### PROBLEM
Here are some entries; quote each one exactly.

Collected data:

((

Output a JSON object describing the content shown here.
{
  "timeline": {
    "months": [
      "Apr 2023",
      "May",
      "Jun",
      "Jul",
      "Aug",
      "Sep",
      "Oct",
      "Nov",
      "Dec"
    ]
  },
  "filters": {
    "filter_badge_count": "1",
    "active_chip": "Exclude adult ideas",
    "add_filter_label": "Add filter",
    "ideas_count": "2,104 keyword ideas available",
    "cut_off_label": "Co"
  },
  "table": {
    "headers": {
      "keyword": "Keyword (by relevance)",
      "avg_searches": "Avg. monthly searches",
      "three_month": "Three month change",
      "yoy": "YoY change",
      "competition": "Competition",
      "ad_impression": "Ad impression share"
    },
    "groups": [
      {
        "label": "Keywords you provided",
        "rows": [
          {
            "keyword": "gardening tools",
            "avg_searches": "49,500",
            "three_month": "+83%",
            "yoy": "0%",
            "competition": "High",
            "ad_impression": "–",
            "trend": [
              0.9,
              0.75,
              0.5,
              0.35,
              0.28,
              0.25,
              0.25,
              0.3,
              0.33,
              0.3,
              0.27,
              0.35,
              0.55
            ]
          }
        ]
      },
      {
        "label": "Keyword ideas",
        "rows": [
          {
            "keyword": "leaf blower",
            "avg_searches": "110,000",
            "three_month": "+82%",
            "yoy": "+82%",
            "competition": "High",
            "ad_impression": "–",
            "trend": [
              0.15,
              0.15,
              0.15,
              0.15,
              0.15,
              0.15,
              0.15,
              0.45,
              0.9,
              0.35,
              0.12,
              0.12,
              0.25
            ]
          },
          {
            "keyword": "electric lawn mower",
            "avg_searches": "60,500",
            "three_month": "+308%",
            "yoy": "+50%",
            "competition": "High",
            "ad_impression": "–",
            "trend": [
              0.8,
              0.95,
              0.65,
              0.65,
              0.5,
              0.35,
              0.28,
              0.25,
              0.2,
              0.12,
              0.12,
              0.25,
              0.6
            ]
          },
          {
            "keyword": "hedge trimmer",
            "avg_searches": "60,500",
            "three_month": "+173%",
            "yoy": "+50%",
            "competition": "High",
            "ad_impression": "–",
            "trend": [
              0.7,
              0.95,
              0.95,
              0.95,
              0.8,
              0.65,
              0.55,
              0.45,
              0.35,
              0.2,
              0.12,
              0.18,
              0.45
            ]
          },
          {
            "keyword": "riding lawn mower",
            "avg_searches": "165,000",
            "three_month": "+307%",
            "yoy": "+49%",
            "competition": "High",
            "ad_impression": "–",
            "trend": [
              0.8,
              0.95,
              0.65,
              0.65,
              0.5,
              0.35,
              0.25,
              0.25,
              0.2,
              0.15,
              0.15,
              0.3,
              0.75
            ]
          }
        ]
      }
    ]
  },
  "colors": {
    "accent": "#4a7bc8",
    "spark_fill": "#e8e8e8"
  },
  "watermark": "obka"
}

))

### ANSWER TO THE EXERCISE
Output a JSON object describing the content shown here.
{
  "timeline": {
    "months": [
      "Apr 2023",
      "May",
      "Jun",
      "Jul",
      "Aug",
      "Sep",
      "Oct",
      "Nov",
      "Dec"
    ]
  },
  "filters": {
    "filter_badge_count": "1",
    "active_chip": "Exclude adult ideas",
    "add_filter_label": "Add filter",
    "ideas_count": "2,104 keyword ideas available",
    "cut_off_label": "Co"
  },
  "table": {
    "headers": {
      "keyword": "Keyword (by relevance)",
      "avg_searches": "Avg. monthly searches",
      "three_month": "Three month change",
      "yoy": "YoY change",
      "competition": "Competition",
      "ad_impression": "Ad impression share"
    },
    "groups": [
      {
        "label": "Keywords you provided",
        "rows": [
          {
            "keyword": "gardening tools",
            "avg_searches": "49,500",
            "three_month": "+83%",
            "yoy": "0%",
            "competition": "High",
            "ad_impression": "–",
            "trend": [
              0.9,
              0.75,
              0.5,
              0.35,
              0.28,
              0.25,
              0.25,
              0.3,
              0.33,
              0.3,
              0.27,
              0.35,
              0.55
            ]
          }
        ]
      },
      {
        "label": "Keyword ideas",
        "rows": [
          {
            "keyword": "leaf blower",
            "avg_searches": "110,000",
            "three_month": "+82%",
            "yoy": "+82%",
            "competition": "High",
            "ad_impression": "–",
            "trend": [
              0.15,
              0.15,
              0.15,
              0.15,
              0.15,
              0.15,
              0.15,
              0.45,
              0.9,
              0.35,
              0.12,
              0.12,
              0.25
            ]
          },
          {
            "keyword": "electric lawn mower",
            "avg_searches": "60,500",
            "three_month": "+308%",
            "yoy": "+50%",
            "competition": "High",
            "ad_impression": "–",
            "trend": [
              0.8,
              0.95,
              0.65,
              0.65,
              0.5,
              0.35,
              0.28,
              0.25,
              0.2,
              0.12,
              0.12,
              0.25,
              0.6
            ]
          },
          {
            "keyword": "hedge trimmer",
            "avg_searches": "60,500",
            "three_month": "+173%",
            "yoy": "+50%",
            "competition": "High",
            "ad_impression": "–",
            "trend": [
              0.7,
              0.95,
              0.95,
              0.95,
              0.8,
              0.65,
              0.55,
              0.45,
              0.35,
              0.2,
              0.12,
              0.18,
              0.45
            ]
          },
          {
            "keyword": "riding lawn mower",
            "avg_searches": "165,000",
            "three_month": "+307%",
            "yoy": "+49%",
            "competition": "High",
            "ad_impression": "–",
            "trend": [
              0.8,
              0.95,
              0.65,
              0.65,
              0.5,
              0.35,
              0.25,
              0.25,
              0.2,
              0.15,
              0.15,
              0.3,
              0.75
            ]
          }
        ]
      }
    ]
  },
  "colors": {
    "accent": "#4a7bc8",
    "spark_fill": "#e8e8e8"
  },
  "watermark": "obka"
}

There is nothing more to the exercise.